EXERCISE:
In the swastika article, which two Sanskrit words is the word "swastika" derived from, and what does each mean?

The Swastika: A Sign of Good Luck Becomes a Symbol of Evil
The Swastika Flag
The swastika is a very old symbol with use widespread throughout the world. Sometimes referred to as a “Gammadion” “Hakenkreuz” or a “Flyfot,” it traditionally had been a sign of good fortune and well being The word “swastika” is derived from the Sanskrit “su” meaning “well” and “asti” meaning “being.” It also is considered to be a representation of the sun and is associated with the worship of Aryan sun gods. It is a symbol in both Jainism and Buddhism, as well as a Nordic runic emblem and a Navajo sign.
By definition, the swastika is a primitive symbol or ornament in the form of a cross. As the illustration below shows, the arms of the cross are of equal length with a section of each arm projecting at right angles from the end of each arm, all in the same direction and usually clockwise.
When Adolph Hitler, the frustrated artist, was placed in charge of propaganda for the fledgling National Socialist Party in 1920, he realized that the party needed a vivid symbol to distinguish it from rival groups. He sought a design, therefore, that would attract the masses. Hitler selected the swastika as the emblem of racial purity displayed on a red background “to win over the worker,”
Hitler had a convenient but spurious reason for choosing the Hakenkreuz or hooked cross. It had been used by the Aryan nomads of India in the Second Millennium B.C. In Nazi theory, the Aryans were the Germans ancestors, and Hitler concluded that the swastika had been “eternally anti-Semitic.”
In spite of its fanciful origin the swastika flag was a dramatic one and it achieved exactly what Hitler intended from the first day it was unfurled in public. Anti-Semites and unemployed workers rallied to the banner, and even Nazi opponents were forced to acknowledge that the swastika had a “hypnotic effect.”
“The hooked cross” wrote American correspondent William Shirer “seemed to beckon to action the insecure lower-middle classes which had been floundering in the uncertainty of the first chaotic postwar years.” The swastika flag had a suggestive sense of power and direction. It embodied all of the Nazi concepts within simple symbol. As Adolph Hitler wrote in Mein Kampf, “In red we see the social idea of the movement, in white the Nationalist idea, and in the swastika the vision of’ the struggle for the victory of the Aryan man.”

Collection entries
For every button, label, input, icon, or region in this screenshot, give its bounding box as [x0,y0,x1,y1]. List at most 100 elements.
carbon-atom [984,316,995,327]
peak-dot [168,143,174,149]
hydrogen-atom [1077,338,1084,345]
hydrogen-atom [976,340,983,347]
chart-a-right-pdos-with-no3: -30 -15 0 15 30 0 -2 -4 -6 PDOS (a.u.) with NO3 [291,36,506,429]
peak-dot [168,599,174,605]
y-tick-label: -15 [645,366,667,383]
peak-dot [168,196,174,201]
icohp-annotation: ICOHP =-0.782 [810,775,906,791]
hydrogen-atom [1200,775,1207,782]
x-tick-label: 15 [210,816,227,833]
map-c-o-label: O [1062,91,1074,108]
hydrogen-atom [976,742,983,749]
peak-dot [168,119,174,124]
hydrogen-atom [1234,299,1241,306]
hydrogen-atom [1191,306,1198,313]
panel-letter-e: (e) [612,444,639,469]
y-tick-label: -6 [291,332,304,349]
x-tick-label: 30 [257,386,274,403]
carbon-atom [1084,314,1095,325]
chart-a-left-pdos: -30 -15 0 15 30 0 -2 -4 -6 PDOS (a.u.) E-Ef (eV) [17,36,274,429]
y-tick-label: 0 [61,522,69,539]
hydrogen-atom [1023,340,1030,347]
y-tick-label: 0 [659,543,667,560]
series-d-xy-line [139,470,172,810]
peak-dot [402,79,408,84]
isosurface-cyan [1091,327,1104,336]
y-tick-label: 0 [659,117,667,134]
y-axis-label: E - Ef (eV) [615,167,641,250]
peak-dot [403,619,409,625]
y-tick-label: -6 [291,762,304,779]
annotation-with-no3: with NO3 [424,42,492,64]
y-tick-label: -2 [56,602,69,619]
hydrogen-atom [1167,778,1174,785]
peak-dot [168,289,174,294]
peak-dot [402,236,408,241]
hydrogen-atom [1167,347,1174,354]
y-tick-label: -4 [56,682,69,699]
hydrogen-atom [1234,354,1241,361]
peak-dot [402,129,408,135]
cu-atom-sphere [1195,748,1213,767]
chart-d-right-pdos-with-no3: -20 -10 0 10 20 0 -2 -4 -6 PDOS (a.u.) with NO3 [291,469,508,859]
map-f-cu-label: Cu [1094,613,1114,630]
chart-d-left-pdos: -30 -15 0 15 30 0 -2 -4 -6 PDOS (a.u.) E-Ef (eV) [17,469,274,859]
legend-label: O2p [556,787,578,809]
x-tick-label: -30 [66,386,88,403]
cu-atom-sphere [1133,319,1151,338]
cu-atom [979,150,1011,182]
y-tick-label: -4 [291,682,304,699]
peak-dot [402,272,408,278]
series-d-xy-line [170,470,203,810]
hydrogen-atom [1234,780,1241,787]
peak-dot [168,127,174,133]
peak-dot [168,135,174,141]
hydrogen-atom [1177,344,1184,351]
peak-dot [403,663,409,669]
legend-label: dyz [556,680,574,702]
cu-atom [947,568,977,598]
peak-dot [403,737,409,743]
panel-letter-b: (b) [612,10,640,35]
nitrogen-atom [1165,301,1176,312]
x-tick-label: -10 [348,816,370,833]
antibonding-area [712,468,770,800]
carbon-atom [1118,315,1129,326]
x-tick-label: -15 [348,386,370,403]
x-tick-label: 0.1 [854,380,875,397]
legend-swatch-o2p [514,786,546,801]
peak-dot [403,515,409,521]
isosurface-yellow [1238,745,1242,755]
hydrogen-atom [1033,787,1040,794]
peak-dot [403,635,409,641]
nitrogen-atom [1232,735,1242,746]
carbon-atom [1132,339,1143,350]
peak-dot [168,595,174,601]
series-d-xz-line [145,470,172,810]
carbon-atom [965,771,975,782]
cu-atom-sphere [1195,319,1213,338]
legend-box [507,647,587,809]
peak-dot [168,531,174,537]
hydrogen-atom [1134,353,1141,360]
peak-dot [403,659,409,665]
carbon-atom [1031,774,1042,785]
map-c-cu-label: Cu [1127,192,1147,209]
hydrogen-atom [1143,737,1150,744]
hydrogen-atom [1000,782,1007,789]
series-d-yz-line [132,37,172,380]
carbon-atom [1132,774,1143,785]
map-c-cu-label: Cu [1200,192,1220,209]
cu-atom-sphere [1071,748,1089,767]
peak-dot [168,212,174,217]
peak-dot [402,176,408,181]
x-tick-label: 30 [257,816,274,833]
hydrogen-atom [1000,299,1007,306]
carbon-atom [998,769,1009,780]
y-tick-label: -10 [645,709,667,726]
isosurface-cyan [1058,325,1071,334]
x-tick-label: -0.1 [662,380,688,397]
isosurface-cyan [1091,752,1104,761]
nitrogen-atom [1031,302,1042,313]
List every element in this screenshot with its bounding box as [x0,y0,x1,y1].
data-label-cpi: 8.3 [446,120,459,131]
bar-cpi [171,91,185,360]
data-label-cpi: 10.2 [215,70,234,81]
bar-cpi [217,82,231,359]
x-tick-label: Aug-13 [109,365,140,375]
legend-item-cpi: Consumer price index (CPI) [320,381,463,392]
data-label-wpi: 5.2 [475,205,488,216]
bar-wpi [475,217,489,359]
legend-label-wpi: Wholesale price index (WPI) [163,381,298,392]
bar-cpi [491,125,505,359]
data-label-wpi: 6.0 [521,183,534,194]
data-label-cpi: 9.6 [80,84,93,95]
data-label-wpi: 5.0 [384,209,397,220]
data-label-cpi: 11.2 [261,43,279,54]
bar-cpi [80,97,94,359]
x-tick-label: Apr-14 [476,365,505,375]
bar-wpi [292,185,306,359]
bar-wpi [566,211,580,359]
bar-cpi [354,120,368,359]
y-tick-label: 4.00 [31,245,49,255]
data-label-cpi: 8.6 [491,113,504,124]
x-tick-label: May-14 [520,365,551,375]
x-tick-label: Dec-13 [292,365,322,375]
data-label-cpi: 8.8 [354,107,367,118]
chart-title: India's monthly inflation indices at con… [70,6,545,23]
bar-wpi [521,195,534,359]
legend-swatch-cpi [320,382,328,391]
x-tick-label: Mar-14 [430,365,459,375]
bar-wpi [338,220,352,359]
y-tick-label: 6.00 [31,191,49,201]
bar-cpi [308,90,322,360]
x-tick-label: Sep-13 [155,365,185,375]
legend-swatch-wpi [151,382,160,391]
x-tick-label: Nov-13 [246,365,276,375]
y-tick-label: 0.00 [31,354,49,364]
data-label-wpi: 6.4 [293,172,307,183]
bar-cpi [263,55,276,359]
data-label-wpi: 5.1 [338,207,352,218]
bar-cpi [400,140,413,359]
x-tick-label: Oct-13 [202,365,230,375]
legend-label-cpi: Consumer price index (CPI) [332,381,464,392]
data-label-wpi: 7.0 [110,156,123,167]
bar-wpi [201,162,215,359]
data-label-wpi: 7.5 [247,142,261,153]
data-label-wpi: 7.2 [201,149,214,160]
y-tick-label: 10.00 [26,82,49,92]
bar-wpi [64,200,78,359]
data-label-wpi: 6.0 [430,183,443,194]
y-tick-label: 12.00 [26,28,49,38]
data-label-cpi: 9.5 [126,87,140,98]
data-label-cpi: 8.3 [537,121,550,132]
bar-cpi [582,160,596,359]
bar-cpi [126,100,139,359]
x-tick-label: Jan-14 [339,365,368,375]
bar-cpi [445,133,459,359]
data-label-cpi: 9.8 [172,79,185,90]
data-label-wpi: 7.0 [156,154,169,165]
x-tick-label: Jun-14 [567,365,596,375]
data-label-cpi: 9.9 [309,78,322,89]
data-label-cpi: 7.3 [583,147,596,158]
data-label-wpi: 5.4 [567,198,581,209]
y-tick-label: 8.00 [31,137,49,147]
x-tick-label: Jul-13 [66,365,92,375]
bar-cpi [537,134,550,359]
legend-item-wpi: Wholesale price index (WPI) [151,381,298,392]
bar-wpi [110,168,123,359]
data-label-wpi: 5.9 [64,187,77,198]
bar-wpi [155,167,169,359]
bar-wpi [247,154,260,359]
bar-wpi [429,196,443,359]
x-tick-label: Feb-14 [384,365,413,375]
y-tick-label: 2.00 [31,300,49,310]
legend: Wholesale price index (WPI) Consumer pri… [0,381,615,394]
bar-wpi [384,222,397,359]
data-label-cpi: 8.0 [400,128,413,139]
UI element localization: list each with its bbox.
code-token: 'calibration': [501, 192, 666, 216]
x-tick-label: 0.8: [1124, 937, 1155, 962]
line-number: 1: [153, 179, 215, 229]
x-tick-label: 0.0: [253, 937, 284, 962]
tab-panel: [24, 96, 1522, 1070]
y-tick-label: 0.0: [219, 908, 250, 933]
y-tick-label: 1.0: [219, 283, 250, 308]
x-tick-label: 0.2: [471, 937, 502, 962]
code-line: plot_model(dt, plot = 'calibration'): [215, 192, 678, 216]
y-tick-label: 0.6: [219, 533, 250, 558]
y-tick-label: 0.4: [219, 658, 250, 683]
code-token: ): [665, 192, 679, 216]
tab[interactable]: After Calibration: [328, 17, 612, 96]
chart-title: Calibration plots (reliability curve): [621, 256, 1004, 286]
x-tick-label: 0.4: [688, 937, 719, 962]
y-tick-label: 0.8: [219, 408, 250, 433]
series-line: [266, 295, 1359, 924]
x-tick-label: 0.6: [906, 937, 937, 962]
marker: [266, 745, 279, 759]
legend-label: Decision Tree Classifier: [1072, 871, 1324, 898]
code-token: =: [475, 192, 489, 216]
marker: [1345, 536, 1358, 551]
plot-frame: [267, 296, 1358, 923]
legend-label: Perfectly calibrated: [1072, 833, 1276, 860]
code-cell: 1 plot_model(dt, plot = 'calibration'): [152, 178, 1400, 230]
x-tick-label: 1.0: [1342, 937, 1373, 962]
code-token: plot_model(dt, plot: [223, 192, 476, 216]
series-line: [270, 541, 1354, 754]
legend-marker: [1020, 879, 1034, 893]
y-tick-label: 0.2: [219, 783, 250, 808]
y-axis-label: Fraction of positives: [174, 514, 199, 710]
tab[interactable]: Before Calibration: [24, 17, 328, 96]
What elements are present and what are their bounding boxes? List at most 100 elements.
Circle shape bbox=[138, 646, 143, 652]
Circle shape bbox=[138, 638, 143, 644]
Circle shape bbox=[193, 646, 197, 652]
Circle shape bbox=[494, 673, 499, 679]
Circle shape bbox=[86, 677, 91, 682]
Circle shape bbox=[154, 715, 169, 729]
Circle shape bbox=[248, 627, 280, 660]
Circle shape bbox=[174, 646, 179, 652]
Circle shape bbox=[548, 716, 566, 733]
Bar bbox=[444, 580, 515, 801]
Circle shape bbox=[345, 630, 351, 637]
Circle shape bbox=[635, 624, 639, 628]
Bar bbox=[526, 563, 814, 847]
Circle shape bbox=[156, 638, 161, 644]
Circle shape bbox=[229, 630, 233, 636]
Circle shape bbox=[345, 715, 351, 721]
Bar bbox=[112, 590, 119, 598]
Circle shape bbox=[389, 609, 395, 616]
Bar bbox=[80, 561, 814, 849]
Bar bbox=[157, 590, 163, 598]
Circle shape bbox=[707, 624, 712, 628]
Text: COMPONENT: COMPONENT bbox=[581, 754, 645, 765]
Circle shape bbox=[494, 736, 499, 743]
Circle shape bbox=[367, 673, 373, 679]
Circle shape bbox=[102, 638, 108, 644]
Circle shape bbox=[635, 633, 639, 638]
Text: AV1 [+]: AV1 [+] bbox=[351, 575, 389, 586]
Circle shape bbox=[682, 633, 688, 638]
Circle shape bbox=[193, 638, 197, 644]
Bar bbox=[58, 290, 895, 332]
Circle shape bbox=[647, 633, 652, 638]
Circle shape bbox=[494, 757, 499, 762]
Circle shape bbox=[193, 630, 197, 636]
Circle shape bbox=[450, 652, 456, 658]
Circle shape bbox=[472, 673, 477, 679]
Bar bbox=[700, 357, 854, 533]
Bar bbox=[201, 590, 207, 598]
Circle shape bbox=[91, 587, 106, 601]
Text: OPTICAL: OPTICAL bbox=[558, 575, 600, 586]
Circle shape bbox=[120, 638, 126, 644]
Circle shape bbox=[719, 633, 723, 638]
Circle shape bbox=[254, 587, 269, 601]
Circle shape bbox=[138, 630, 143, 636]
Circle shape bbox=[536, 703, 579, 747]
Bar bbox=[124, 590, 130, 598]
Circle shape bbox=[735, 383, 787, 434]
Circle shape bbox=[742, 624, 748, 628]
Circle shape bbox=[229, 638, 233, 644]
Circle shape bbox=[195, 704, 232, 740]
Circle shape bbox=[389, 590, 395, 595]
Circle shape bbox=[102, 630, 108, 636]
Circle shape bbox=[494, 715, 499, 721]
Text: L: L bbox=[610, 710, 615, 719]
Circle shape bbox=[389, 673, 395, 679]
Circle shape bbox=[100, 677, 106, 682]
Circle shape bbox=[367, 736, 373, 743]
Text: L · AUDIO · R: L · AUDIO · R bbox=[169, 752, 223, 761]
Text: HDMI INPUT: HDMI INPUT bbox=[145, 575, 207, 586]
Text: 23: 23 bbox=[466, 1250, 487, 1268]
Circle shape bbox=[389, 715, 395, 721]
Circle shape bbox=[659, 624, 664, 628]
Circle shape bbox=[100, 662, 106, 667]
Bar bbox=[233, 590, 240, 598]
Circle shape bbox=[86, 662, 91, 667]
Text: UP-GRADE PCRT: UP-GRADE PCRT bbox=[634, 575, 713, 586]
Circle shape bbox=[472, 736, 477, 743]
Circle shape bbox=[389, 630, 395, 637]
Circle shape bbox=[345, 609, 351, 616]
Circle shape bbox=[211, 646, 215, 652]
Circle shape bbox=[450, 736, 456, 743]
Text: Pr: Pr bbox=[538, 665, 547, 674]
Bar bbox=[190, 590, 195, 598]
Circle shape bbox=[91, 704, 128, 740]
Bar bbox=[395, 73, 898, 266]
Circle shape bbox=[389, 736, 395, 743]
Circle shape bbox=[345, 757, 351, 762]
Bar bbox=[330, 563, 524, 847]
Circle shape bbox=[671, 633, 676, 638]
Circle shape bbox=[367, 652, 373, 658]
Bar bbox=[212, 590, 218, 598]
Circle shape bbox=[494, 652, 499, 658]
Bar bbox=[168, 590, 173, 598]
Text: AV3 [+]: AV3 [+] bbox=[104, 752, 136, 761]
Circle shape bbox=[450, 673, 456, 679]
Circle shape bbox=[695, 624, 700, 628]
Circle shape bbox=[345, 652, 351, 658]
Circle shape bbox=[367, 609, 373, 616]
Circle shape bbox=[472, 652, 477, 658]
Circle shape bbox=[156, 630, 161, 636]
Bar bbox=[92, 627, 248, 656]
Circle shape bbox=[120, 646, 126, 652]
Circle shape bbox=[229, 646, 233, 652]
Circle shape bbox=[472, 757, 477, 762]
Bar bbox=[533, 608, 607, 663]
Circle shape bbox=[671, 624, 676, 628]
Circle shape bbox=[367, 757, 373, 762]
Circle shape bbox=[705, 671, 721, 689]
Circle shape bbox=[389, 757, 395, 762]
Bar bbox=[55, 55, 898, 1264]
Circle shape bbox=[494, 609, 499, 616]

SOLUTION TO THIS TASK:
"Su," meaning "well," and "asti," meaning "being."